>> START DATA
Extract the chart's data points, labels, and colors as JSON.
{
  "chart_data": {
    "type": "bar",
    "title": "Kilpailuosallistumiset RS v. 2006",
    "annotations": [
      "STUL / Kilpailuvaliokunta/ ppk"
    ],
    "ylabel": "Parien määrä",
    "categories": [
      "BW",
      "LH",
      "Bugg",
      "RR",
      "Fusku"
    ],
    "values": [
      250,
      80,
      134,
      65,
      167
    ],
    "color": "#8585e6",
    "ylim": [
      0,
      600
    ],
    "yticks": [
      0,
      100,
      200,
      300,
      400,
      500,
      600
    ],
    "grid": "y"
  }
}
>> END DATA
EXERCISE AIM: Quote the data above in full, changing nothing.

FULL SOLUTION:
Extract the chart's data points, labels, and colors as JSON.
{
  "chart_data": {
    "type": "bar",
    "title": "Kilpailuosallistumiset RS v. 2006",
    "annotations": [
      "STUL / Kilpailuvaliokunta/ ppk"
    ],
    "ylabel": "Parien määrä",
    "categories": [
      "BW",
      "LH",
      "Bugg",
      "RR",
      "Fusku"
    ],
    "values": [
      250,
      80,
      134,
      65,
      167
    ],
    "color": "#8585e6",
    "ylim": [
      0,
      600
    ],
    "yticks": [
      0,
      100,
      200,
      300,
      400,
      500,
      600
    ],
    "grid": "y"
  }
}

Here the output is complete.